━━━ Listed entries ━━━

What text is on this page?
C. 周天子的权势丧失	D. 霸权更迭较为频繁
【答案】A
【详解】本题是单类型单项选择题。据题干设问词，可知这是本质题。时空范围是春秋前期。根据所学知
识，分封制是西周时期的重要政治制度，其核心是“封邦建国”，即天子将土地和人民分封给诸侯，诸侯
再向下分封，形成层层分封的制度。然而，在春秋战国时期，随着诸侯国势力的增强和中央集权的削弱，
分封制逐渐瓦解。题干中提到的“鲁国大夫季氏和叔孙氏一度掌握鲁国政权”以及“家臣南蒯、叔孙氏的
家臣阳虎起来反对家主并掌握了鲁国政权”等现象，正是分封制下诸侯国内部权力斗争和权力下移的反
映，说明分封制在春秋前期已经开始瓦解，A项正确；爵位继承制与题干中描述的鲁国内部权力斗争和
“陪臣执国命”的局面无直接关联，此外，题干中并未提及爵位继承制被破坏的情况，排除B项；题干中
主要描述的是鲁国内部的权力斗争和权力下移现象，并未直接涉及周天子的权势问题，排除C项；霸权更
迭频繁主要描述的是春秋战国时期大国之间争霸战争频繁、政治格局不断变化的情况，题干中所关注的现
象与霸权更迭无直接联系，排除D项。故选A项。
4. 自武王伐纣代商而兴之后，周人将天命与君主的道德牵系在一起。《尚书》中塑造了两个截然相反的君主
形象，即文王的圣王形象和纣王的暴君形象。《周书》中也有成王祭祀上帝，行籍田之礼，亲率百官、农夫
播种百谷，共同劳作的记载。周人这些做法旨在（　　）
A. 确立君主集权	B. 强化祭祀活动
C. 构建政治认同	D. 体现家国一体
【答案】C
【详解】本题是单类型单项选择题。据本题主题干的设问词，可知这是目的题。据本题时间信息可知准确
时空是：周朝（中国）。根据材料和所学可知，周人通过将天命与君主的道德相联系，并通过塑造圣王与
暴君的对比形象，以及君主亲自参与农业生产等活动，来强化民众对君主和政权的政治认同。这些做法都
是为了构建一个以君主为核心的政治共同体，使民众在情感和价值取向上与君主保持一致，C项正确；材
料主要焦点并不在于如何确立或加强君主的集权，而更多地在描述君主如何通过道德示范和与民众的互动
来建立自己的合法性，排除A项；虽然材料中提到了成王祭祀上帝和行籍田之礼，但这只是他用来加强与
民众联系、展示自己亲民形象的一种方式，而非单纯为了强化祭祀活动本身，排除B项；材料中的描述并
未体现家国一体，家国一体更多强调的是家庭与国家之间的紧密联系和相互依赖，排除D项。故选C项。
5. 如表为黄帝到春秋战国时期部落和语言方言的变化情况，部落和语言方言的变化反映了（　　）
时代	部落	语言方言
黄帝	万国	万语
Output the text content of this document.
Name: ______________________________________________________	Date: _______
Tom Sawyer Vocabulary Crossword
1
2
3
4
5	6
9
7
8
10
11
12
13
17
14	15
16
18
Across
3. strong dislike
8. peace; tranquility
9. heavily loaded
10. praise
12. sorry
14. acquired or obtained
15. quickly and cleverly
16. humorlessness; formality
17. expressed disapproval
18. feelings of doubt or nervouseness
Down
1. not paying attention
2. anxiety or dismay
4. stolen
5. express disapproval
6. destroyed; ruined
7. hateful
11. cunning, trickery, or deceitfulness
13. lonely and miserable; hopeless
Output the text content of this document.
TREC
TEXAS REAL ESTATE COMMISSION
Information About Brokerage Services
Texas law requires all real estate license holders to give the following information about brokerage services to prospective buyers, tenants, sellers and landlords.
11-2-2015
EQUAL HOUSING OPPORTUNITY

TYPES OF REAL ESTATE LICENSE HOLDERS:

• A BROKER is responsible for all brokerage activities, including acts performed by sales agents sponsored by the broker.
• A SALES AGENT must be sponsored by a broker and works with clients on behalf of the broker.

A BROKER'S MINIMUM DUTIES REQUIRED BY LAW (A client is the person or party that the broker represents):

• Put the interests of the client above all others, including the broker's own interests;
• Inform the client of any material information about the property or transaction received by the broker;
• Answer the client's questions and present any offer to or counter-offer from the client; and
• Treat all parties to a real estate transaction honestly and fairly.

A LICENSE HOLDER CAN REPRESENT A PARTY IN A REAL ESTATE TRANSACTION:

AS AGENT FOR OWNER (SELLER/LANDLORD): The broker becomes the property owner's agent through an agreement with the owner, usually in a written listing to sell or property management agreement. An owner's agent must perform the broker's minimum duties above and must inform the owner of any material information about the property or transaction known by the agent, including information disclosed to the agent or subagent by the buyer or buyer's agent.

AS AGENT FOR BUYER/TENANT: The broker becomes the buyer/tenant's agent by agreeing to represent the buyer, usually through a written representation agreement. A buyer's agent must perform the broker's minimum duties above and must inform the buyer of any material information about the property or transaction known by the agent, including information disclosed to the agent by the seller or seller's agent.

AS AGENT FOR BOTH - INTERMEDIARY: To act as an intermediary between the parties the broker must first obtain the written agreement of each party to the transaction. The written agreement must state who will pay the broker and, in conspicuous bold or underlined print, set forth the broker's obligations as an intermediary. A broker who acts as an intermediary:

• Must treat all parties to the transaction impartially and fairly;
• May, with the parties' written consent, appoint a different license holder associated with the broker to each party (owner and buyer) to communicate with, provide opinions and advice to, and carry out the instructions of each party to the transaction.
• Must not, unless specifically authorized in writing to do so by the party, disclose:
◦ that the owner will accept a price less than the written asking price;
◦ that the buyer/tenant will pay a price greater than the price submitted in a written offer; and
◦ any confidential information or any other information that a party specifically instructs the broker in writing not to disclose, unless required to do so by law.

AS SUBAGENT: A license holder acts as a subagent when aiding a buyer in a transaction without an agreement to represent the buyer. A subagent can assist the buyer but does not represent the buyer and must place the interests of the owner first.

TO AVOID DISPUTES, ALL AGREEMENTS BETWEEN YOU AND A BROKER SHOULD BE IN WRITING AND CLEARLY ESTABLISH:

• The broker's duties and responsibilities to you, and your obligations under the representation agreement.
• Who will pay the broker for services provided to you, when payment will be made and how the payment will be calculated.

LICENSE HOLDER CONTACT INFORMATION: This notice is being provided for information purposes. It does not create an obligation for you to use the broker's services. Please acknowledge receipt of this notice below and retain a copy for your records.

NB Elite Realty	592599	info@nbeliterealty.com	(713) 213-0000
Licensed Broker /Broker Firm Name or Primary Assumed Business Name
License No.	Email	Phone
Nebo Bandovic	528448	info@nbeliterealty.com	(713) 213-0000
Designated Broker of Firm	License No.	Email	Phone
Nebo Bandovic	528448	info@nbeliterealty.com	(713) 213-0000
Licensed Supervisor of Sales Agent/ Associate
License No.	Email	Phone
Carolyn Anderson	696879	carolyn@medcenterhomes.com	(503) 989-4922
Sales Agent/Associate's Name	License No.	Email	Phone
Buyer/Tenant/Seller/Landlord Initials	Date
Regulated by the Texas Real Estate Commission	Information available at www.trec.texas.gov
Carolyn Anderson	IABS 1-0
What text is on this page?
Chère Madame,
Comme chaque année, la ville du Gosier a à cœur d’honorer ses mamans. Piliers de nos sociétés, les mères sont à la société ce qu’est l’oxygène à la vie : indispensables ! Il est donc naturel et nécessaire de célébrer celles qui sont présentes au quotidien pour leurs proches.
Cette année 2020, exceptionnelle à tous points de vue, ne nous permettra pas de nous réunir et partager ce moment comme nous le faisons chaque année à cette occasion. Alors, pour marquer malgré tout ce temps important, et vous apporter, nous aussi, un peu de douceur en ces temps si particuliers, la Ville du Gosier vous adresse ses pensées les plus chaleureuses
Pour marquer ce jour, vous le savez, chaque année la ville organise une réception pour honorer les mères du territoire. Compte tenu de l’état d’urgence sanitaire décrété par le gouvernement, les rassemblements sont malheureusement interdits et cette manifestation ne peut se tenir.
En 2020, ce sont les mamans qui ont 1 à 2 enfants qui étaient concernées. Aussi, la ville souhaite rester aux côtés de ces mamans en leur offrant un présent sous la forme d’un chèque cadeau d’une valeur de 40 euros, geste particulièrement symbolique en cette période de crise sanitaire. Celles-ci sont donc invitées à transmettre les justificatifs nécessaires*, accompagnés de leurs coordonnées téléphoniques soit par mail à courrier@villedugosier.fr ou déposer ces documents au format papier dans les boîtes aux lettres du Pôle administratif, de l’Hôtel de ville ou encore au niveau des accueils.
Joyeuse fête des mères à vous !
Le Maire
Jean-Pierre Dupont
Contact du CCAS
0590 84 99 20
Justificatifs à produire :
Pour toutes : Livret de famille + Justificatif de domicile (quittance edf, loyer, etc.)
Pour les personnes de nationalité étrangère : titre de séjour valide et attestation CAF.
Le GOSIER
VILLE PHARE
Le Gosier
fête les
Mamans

━━━

What you will do |
List each line in the listing that contains the string "property".

Full response |
• Inform the client of any material information about the property or transaction received by the broker;
AS AGENT FOR OWNER (SELLER/LANDLORD): The broker becomes the property owner's agent through an agreement with the owner, usually in a written listing to sell or property management agreement. An owner's agent must perform the broker's minimum duties above and must inform the owner of any material information about the property or transaction known by the agent, including information disclosed to the agent or subagent by the buyer or buyer's agent.
AS AGENT FOR BUYER/TENANT: The broker becomes the buyer/tenant's agent by agreeing to represent the buyer, usually through a written representation agreement. A buyer's agent must perform the broker's minimum duties above and must inform the buyer of any material information about the property or transaction known by the agent, including information disclosed to the agent by the seller or seller's agent.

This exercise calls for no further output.